-- SET PROBLEM --
Extract the listing below in full, unchanged.

-*-

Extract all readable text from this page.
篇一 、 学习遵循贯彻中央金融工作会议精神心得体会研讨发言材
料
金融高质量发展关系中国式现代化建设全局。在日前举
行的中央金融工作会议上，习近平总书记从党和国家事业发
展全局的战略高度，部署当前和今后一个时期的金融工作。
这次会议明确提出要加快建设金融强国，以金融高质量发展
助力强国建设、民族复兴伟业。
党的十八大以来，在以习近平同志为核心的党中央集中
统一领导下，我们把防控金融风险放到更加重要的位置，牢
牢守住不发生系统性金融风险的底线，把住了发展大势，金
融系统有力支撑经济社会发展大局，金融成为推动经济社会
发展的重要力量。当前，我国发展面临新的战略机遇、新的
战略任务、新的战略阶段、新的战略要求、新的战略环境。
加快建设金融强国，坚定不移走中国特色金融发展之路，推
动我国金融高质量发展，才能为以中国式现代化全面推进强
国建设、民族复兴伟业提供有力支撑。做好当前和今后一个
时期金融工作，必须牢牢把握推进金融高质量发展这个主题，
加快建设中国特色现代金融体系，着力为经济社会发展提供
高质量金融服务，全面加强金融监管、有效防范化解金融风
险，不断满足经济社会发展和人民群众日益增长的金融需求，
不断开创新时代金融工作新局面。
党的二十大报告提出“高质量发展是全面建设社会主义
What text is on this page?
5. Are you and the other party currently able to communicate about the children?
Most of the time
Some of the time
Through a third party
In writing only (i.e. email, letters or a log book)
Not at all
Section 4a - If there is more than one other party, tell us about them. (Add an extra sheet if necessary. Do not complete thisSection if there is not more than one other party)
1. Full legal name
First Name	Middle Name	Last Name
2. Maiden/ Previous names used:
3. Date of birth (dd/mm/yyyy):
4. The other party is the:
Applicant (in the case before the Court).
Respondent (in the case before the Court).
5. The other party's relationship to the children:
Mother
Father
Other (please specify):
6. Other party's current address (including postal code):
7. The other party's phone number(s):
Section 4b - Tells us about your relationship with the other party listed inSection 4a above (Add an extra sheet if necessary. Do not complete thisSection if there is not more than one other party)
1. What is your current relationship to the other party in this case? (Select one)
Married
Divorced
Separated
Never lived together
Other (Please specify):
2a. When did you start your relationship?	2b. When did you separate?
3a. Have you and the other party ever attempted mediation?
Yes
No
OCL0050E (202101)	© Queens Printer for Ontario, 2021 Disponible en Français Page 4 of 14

-*-

-- FINISHED ANSWER --
Extract all readable text from this page.
篇一 、 学习遵循贯彻中央金融工作会议精神心得体会研讨发言材
料
金融高质量发展关系中国式现代化建设全局。在日前举
行的中央金融工作会议上，习近平总书记从党和国家事业发
展全局的战略高度，部署当前和今后一个时期的金融工作。
这次会议明确提出要加快建设金融强国，以金融高质量发展
助力强国建设、民族复兴伟业。
党的十八大以来，在以习近平同志为核心的党中央集中
统一领导下，我们把防控金融风险放到更加重要的位置，牢
牢守住不发生系统性金融风险的底线，把住了发展大势，金
融系统有力支撑经济社会发展大局，金融成为推动经济社会
发展的重要力量。当前，我国发展面临新的战略机遇、新的
战略任务、新的战略阶段、新的战略要求、新的战略环境。
加快建设金融强国，坚定不移走中国特色金融发展之路，推
动我国金融高质量发展，才能为以中国式现代化全面推进强
国建设、民族复兴伟业提供有力支撑。做好当前和今后一个
时期金融工作，必须牢牢把握推进金融高质量发展这个主题，
加快建设中国特色现代金融体系，着力为经济社会发展提供
高质量金融服务，全面加强金融监管、有效防范化解金融风
险，不断满足经济社会发展和人民群众日益增长的金融需求，
不断开创新时代金融工作新局面。
党的二十大报告提出“高质量发展是全面建设社会主义
What text is on this page?
5. Are you and the other party currently able to communicate about the children?
Most of the time
Some of the time
Through a third party
In writing only (i.e. email, letters or a log book)
Not at all
Section 4a - If there is more than one other party, tell us about them. (Add an extra sheet if necessary. Do not complete thisSection if there is not more than one other party)
1. Full legal name
First Name	Middle Name	Last Name
2. Maiden/ Previous names used:
3. Date of birth (dd/mm/yyyy):
4. The other party is the:
Applicant (in the case before the Court).
Respondent (in the case before the Court).
5. The other party's relationship to the children:
Mother
Father
Other (please specify):
6. Other party's current address (including postal code):
7. The other party's phone number(s):
Section 4b - Tells us about your relationship with the other party listed inSection 4a above (Add an extra sheet if necessary. Do not complete thisSection if there is not more than one other party)
1. What is your current relationship to the other party in this case? (Select one)
Married
Divorced
Separated
Never lived together
Other (Please specify):
2a. When did you start your relationship?	2b. When did you separate?
3a. Have you and the other party ever attempted mediation?
Yes
No
OCL0050E (202101)	© Queens Printer for Ontario, 2021 Disponible en Français Page 4 of 14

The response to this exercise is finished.